• [Exercise] Could you set out the lines below as a numbered list, from the first one up to and including the line with "62, 40, 73]", leaving out any blank lines?

• [Records shown]
* * *
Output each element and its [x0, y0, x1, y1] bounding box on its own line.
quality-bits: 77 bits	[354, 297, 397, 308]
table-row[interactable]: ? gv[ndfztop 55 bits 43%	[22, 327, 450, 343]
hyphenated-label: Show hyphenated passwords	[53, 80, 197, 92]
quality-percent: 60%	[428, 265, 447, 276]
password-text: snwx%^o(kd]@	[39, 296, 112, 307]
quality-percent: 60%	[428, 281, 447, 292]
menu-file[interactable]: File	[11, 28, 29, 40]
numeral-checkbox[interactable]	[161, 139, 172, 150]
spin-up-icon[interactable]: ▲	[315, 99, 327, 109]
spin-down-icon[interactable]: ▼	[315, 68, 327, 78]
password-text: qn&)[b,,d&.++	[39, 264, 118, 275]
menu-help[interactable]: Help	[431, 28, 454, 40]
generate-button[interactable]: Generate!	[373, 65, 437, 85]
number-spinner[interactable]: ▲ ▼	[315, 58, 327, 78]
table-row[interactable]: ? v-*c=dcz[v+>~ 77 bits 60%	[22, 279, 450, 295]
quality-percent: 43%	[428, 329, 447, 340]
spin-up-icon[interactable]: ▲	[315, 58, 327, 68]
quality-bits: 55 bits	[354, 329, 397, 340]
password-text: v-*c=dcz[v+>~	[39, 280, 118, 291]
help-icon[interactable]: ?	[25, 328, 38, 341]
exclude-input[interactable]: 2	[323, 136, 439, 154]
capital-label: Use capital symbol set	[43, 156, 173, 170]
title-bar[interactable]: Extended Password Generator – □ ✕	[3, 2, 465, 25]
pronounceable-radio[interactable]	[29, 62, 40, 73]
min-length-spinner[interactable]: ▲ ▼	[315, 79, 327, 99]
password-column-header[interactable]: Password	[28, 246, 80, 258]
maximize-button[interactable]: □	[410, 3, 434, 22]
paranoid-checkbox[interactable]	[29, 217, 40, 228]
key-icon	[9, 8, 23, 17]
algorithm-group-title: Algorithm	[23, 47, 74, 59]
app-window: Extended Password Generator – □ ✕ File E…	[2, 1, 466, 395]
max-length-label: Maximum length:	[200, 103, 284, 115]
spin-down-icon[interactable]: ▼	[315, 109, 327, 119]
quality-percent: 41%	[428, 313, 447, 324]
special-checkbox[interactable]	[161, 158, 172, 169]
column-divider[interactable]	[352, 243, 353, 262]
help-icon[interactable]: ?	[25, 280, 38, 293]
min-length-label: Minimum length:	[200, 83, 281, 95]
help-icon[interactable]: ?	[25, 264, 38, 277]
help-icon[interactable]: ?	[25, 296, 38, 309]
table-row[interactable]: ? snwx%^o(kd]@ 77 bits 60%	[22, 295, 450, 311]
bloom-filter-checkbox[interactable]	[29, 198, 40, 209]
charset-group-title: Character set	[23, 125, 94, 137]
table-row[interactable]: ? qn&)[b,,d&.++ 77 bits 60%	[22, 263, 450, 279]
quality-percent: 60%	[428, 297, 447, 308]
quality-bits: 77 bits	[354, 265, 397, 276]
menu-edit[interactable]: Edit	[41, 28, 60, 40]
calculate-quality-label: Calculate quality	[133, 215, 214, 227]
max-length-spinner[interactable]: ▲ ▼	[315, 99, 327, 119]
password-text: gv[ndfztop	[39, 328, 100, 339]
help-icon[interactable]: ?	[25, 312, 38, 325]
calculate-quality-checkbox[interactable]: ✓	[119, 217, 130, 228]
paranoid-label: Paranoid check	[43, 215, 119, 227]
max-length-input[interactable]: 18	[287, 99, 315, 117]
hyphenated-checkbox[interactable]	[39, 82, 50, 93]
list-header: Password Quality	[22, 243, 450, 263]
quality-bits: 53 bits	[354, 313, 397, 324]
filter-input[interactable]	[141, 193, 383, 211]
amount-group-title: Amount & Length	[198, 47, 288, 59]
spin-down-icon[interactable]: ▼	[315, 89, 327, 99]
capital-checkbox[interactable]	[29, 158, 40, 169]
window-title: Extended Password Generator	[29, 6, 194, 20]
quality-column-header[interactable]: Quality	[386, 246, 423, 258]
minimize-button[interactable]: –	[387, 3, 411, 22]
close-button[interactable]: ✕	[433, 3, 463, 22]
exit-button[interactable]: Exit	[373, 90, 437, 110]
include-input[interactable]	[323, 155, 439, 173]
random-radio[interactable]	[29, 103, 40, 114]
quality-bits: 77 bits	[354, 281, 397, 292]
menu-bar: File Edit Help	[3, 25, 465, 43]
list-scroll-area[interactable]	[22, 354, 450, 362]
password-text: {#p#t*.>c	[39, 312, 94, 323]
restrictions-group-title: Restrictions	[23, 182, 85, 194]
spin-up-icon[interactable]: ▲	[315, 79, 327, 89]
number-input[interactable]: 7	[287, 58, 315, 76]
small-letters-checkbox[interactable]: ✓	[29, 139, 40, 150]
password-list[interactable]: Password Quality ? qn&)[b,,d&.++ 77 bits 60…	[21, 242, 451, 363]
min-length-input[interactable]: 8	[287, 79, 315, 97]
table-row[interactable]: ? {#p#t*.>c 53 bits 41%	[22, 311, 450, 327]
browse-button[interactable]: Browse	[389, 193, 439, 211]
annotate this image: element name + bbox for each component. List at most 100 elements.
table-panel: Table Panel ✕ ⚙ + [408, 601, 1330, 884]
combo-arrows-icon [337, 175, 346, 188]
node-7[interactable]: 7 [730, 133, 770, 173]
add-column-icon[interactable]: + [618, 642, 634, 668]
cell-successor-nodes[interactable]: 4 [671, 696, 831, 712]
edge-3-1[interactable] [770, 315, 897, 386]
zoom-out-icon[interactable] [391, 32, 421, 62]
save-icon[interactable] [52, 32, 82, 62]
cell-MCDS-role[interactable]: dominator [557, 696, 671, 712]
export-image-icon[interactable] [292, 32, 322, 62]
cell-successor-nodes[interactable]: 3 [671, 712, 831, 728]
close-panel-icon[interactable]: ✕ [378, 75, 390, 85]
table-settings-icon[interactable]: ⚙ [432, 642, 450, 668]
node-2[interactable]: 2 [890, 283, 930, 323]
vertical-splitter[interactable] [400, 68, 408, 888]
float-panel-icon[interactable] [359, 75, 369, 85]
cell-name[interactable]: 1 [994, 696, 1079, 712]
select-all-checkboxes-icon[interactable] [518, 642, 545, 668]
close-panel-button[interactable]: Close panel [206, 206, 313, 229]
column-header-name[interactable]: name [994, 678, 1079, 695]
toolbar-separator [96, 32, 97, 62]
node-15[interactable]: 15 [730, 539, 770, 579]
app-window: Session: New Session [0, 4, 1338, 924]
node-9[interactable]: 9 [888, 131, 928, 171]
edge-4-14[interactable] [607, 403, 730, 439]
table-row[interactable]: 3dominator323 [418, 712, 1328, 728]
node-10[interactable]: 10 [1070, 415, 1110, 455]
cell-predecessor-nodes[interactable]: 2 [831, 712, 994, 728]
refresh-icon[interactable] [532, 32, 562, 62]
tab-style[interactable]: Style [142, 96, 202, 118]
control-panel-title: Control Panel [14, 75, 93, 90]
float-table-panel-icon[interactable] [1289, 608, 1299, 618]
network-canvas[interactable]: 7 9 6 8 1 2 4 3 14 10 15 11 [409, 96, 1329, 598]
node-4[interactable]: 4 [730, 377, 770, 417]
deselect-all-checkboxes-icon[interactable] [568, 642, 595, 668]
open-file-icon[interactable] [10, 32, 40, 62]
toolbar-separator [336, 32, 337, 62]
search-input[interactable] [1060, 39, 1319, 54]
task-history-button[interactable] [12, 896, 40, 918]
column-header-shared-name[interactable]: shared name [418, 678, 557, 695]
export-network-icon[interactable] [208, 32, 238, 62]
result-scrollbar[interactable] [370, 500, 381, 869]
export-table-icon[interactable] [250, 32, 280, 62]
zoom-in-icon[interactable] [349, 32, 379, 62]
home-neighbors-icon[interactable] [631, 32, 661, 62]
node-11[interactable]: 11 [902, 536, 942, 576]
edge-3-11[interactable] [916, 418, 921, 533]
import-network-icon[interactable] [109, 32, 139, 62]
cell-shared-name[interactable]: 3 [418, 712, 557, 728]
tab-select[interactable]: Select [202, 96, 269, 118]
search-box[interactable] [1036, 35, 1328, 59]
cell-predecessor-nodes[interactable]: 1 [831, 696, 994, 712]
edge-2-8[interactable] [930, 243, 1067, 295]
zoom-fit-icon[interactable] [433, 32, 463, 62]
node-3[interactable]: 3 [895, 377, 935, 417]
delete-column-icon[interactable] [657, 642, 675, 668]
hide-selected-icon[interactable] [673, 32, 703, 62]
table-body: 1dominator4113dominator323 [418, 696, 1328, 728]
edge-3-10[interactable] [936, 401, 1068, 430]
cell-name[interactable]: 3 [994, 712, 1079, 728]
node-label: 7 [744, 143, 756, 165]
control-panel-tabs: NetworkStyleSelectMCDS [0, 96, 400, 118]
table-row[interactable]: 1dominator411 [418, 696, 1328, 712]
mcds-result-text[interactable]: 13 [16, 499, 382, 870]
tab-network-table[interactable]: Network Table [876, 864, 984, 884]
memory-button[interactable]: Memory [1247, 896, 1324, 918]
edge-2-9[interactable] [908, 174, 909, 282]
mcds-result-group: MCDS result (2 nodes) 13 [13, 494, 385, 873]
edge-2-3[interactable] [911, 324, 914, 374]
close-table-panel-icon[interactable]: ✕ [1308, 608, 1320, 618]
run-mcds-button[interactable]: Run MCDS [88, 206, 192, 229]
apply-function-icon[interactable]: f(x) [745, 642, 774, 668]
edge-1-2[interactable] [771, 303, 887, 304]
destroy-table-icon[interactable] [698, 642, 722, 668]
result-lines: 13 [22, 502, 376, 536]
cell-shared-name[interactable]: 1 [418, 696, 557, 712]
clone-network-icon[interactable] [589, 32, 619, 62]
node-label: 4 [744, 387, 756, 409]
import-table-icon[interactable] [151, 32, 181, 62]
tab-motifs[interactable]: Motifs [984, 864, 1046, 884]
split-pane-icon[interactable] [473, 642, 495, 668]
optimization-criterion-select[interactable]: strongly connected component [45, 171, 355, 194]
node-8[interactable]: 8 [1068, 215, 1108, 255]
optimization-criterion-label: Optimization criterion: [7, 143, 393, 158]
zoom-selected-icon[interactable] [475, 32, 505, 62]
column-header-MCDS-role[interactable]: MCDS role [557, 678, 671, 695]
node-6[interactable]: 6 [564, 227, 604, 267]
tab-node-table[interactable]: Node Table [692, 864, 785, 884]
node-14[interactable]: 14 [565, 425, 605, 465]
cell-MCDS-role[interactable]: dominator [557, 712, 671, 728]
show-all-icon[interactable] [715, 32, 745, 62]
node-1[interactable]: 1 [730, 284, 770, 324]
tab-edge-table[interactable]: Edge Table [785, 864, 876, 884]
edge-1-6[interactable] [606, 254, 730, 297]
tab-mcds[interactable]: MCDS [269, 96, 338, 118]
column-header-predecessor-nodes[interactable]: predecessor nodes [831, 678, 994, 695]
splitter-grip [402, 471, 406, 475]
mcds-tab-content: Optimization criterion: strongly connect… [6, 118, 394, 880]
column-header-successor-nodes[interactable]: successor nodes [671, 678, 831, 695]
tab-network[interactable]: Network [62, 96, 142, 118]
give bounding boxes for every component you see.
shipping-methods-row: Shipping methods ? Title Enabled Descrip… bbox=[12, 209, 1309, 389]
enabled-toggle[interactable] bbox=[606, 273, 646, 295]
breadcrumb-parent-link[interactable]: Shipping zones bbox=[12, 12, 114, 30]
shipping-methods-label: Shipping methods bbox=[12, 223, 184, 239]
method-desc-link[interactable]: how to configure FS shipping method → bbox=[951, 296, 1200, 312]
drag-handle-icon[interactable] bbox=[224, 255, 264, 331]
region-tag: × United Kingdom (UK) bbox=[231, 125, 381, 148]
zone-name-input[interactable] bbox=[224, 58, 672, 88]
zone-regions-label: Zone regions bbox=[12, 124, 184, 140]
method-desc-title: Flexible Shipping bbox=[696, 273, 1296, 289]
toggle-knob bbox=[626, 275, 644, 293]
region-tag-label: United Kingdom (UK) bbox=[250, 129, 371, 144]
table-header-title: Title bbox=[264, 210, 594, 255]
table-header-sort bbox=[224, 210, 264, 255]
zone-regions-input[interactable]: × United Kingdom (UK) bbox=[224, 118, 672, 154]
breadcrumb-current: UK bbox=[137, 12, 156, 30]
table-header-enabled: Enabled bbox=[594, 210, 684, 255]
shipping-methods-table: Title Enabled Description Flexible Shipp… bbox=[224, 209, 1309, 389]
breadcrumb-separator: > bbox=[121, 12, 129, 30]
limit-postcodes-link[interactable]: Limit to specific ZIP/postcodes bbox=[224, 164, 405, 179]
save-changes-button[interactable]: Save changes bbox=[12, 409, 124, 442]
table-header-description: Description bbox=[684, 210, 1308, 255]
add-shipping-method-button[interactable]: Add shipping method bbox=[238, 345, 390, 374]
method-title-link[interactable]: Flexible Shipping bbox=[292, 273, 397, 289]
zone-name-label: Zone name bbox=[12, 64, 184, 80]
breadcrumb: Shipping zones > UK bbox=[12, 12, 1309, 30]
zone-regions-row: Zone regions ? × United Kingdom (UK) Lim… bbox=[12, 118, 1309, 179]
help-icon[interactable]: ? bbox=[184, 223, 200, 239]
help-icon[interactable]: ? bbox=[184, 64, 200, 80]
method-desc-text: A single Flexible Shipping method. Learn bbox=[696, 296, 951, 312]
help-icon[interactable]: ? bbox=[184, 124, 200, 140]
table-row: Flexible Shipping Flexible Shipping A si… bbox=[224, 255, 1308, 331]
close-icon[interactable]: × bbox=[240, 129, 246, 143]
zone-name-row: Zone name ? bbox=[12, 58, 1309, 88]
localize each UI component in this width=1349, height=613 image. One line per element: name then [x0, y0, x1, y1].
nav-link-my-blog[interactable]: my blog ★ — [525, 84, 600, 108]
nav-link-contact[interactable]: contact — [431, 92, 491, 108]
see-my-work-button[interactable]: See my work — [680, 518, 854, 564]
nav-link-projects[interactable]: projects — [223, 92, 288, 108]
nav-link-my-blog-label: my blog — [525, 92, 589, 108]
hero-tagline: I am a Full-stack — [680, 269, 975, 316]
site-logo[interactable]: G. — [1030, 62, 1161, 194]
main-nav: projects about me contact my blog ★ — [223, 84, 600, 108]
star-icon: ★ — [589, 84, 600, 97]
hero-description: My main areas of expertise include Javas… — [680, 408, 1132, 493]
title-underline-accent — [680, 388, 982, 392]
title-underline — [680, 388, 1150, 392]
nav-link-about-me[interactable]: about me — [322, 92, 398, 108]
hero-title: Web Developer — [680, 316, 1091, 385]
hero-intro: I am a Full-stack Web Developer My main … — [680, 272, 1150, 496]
* * *
• [Response for this exercise]
1. Output each element and its [x0, y0, x1, y1] bounding box on its own line.
2. quality-bits: 77 bits	[354, 297, 397, 308]
3. table-row[interactable]: ? gv[ndfztop 55 bits 43%	[22, 327, 450, 343]
4. hyphenated-label: Show hyphenated passwords	[53, 80, 197, 92]
5. quality-percent: 60%	[428, 265, 447, 276]
6. password-text: snwx%^o(kd]@	[39, 296, 112, 307]
7. quality-percent: 60%	[428, 281, 447, 292]
8. menu-file[interactable]: File	[11, 28, 29, 40]
9. numeral-checkbox[interactable]	[161, 139, 172, 150]
10. spin-up-icon[interactable]: ▲	[315, 99, 327, 109]
11. spin-down-icon[interactable]: ▼	[315, 68, 327, 78]
12. password-text: qn&)[b,,d&.++	[39, 264, 118, 275]
13. menu-help[interactable]: Help	[431, 28, 454, 40]
14. generate-button[interactable]: Generate!	[373, 65, 437, 85]
15. number-spinner[interactable]: ▲ ▼	[315, 58, 327, 78]
16. table-row[interactable]: ? v-*c=dcz[v+>~ 77 bits 60%	[22, 279, 450, 295]
17. quality-percent: 43%	[428, 329, 447, 340]
18. spin-up-icon[interactable]: ▲	[315, 58, 327, 68]
19. quality-bits: 55 bits	[354, 329, 397, 340]
20. password-text: v-*c=dcz[v+>~	[39, 280, 118, 291]
21. help-icon[interactable]: ?	[25, 328, 38, 341]
22. exclude-input[interactable]: 2	[323, 136, 439, 154]
23. capital-label: Use capital symbol set	[43, 156, 173, 170]
24. title-bar[interactable]: Extended Password Generator – □ ✕	[3, 2, 465, 25]
25. pronounceable-radio[interactable]	[29, 62, 40, 73]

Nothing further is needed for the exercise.